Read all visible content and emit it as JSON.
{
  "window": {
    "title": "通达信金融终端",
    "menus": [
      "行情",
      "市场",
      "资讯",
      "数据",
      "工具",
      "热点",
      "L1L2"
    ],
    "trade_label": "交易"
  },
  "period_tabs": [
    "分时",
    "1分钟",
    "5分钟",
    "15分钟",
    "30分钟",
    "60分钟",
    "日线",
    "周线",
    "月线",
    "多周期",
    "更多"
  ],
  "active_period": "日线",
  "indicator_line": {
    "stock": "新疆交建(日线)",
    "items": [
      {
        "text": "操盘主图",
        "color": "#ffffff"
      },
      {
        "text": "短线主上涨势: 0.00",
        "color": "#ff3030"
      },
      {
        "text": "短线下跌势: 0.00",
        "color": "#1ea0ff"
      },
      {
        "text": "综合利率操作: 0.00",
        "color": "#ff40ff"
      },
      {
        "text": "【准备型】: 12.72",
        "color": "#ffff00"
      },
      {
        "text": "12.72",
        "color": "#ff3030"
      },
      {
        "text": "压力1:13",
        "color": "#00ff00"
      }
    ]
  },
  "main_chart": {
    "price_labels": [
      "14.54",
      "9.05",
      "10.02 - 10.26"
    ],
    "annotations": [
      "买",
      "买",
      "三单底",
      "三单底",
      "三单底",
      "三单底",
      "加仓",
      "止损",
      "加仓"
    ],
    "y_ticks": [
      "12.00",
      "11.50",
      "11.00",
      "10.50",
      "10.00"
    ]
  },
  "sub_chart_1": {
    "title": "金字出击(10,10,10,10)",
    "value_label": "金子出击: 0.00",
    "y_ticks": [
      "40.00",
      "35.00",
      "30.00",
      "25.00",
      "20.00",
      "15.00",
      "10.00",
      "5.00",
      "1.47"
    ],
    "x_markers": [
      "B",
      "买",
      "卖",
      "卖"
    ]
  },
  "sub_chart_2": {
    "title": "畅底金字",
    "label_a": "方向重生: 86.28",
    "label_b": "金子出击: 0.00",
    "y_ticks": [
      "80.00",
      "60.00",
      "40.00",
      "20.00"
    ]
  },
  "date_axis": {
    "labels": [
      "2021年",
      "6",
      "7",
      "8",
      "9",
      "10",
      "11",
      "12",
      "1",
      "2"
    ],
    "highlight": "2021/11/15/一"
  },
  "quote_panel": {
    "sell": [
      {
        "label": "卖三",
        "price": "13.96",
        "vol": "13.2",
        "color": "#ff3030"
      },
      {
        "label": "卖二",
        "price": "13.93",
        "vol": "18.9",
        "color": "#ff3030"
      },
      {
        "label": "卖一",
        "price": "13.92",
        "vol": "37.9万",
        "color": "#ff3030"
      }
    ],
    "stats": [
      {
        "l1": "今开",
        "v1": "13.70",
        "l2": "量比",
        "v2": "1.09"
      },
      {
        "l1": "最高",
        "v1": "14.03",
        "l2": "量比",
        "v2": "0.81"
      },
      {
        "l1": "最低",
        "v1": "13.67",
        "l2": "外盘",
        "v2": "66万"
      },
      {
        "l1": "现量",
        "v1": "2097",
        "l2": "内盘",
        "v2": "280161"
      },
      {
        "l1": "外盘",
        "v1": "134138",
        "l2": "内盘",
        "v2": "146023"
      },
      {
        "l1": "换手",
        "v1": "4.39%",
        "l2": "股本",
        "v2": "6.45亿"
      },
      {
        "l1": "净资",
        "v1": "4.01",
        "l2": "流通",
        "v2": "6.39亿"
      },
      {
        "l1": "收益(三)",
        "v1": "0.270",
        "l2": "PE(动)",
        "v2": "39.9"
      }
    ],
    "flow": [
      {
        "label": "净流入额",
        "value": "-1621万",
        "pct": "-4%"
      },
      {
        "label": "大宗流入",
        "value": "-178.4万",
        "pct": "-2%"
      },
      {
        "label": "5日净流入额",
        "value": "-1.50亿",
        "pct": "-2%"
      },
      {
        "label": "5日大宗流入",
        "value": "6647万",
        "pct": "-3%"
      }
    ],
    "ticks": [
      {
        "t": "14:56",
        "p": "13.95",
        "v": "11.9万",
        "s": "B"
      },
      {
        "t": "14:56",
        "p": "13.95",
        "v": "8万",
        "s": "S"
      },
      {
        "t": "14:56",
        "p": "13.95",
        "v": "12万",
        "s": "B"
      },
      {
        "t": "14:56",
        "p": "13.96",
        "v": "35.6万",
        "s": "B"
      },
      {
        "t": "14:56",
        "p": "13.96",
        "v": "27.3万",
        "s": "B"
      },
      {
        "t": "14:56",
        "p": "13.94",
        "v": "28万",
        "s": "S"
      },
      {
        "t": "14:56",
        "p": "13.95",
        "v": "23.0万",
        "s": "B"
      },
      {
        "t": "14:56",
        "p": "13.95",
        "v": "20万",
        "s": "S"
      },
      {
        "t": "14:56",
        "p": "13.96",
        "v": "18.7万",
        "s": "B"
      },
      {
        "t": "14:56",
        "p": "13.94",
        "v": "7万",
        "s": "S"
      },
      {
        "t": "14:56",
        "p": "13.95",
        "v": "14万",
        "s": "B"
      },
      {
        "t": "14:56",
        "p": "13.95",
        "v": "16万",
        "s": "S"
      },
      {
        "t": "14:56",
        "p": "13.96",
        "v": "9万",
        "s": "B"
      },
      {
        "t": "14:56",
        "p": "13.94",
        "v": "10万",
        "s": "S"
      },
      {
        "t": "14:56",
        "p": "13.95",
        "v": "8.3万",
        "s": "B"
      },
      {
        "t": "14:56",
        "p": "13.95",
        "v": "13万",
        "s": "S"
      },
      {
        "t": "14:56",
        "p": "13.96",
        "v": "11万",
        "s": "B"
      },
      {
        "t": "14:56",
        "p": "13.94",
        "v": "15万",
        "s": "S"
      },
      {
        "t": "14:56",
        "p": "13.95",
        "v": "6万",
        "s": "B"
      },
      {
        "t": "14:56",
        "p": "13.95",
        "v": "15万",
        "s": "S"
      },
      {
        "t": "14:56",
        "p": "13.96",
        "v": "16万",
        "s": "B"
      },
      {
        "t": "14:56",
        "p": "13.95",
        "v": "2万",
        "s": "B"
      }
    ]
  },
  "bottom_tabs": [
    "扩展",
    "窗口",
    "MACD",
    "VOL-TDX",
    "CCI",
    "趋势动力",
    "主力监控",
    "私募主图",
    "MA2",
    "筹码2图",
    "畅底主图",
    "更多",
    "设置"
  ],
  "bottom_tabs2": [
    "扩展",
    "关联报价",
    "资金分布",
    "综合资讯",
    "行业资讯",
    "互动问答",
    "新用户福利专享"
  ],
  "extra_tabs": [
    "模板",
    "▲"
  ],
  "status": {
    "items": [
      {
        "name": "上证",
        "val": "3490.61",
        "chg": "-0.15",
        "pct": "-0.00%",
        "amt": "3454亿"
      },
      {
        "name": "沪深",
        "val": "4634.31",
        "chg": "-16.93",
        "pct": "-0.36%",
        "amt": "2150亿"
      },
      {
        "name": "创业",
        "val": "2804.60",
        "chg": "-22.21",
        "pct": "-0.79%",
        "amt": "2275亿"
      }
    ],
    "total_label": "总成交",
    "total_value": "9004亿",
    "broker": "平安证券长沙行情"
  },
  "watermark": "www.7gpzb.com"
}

Task:
Pick out the lines that have the word "金子出击". Copy them all.

Exercise result:
    "value_label": "金子出击: 0.00",
    "label_b": "金子出击: 0.00",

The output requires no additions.